* **WORK TO COMPLETE**: Set down the material below word for word, excluding the pictures.

* **EXTRACTED DATA**:

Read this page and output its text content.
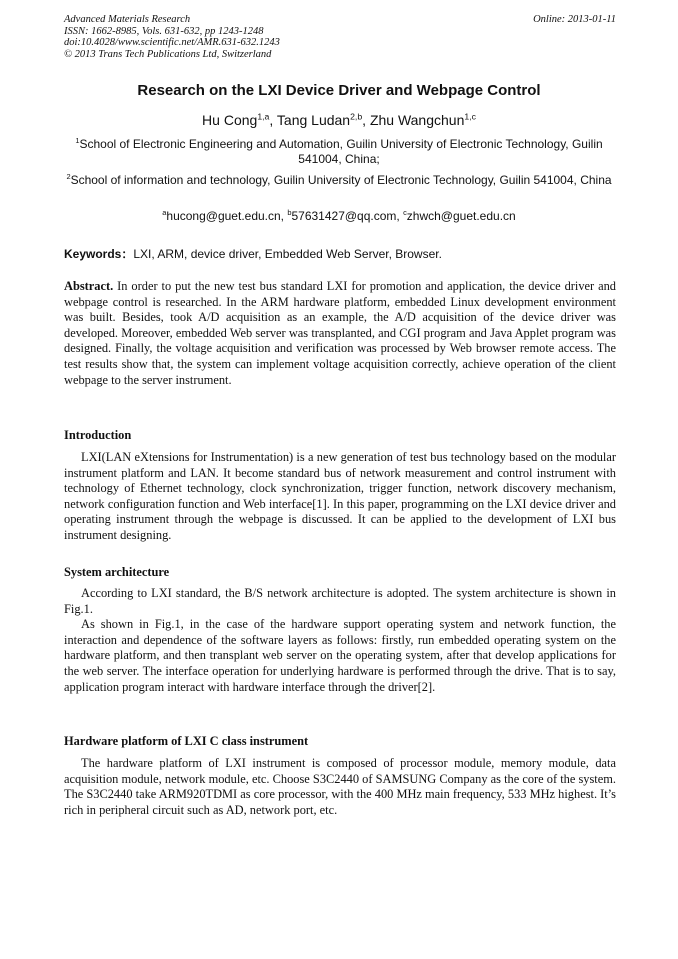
Advanced Materials Research
ISSN: 1662-8985, Vols. 631-632, pp 1243-1248
doi:10.4028/www.scientific.net/AMR.631-632.1243
© 2013 Trans Tech Publications Ltd, Switzerland
Online: 2013-01-11
Research on the LXI Device Driver and Webpage Control
Hu Cong$^{1,a}$, Tang Ludan$^{2,b}$, Zhu Wangchun$^{1,c}$
$^1$School of Electronic Engineering and Automation, Guilin University of Electronic Technology, Guilin 541004, China;
$^2$School of information and technology, Guilin University of Electronic Technology, Guilin 541004, China
$^a$hucong@guet.edu.cn, $^b$57631427@qq.com, $^c$zhwch@guet.edu.cn
Keywords：LXI, ARM, device driver, Embedded Web Server, Browser.

Abstract. In order to put the new test bus standard LXI for promotion and application, the device driver and webpage control is researched. In the ARM hardware platform, embedded Linux development environment was built. Besides, took A/D acquisition as an example, the A/D acquisition of the device driver was developed. Moreover, embedded Web server was transplanted, and CGI program and Java Applet program was designed. Finally, the voltage acquisition and verification was processed by Web browser remote access. The test results show that, the system can implement voltage acquisition correctly, achieve operation of the client webpage to the server instrument.

Introduction

LXI(LAN eXtensions for Instrumentation) is a new generation of test bus technology based on the modular instrument platform and LAN. It become standard bus of network measurement and control instrument with technology of Ethernet technology, clock synchronization, trigger function, network discovery mechanism, network configuration function and Web interface[1]. In this paper, programming on the LXI device driver and operating instrument through the webpage is discussed. It can be applied to the development of LXI bus instrument designing.

System architecture

According to LXI standard, the B/S network architecture is adopted. The system architecture is shown in Fig.1.

As shown in Fig.1, in the case of the hardware support operating system and network function, the interaction and dependence of the software layers as follows: firstly, run embedded operating system on the hardware platform, and then transplant web server on the operating system, after that develop applications for the web server. The interface operation for underlying hardware is performed through the drive. That is to say, application program interact with hardware interface through the driver[2].

Hardware platform of LXI C class instrument

The hardware platform of LXI instrument is composed of processor module, memory module, data acquisition module, network module, etc. Choose S3C2440 of SAMSUNG Company as the core of the system. The S3C2440 take ARM920TDMI as core processor, with the 400 MHz main frequency, 533 MHz highest. It’s rich in peripheral circuit such as AD, network port, etc.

* **EXERCISE OUTPUT**:
Read this page and output its text content.
Advanced Materials Research
ISSN: 1662-8985, Vols. 631-632, pp 1243-1248
doi:10.4028/www.scientific.net/AMR.631-632.1243
© 2013 Trans Tech Publications Ltd, Switzerland
Online: 2013-01-11
Research on the LXI Device Driver and Webpage Control
Hu Cong$^{1,a}$, Tang Ludan$^{2,b}$, Zhu Wangchun$^{1,c}$
$^1$School of Electronic Engineering and Automation, Guilin University of Electronic Technology, Guilin 541004, China;
$^2$School of information and technology, Guilin University of Electronic Technology, Guilin 541004, China
$^a$hucong@guet.edu.cn, $^b$57631427@qq.com, $^c$zhwch@guet.edu.cn
Keywords：LXI, ARM, device driver, Embedded Web Server, Browser.

Abstract. In order to put the new test bus standard LXI for promotion and application, the device driver and webpage control is researched. In the ARM hardware platform, embedded Linux development environment was built. Besides, took A/D acquisition as an example, the A/D acquisition of the device driver was developed. Moreover, embedded Web server was transplanted, and CGI program and Java Applet program was designed. Finally, the voltage acquisition and verification was processed by Web browser remote access. The test results show that, the system can implement voltage acquisition correctly, achieve operation of the client webpage to the server instrument.

Introduction

LXI(LAN eXtensions for Instrumentation) is a new generation of test bus technology based on the modular instrument platform and LAN. It become standard bus of network measurement and control instrument with technology of Ethernet technology, clock synchronization, trigger function, network discovery mechanism, network configuration function and Web interface[1]. In this paper, programming on the LXI device driver and operating instrument through the webpage is discussed. It can be applied to the development of LXI bus instrument designing.

System architecture

According to LXI standard, the B/S network architecture is adopted. The system architecture is shown in Fig.1.

As shown in Fig.1, in the case of the hardware support operating system and network function, the interaction and dependence of the software layers as follows: firstly, run embedded operating system on the hardware platform, and then transplant web server on the operating system, after that develop applications for the web server. The interface operation for underlying hardware is performed through the drive. That is to say, application program interact with hardware interface through the driver[2].

Hardware platform of LXI C class instrument

The hardware platform of LXI instrument is composed of processor module, memory module, data acquisition module, network module, etc. Choose S3C2440 of SAMSUNG Company as the core of the system. The S3C2440 take ARM920TDMI as core processor, with the 400 MHz main frequency, 533 MHz highest. It’s rich in peripheral circuit such as AD, network port, etc.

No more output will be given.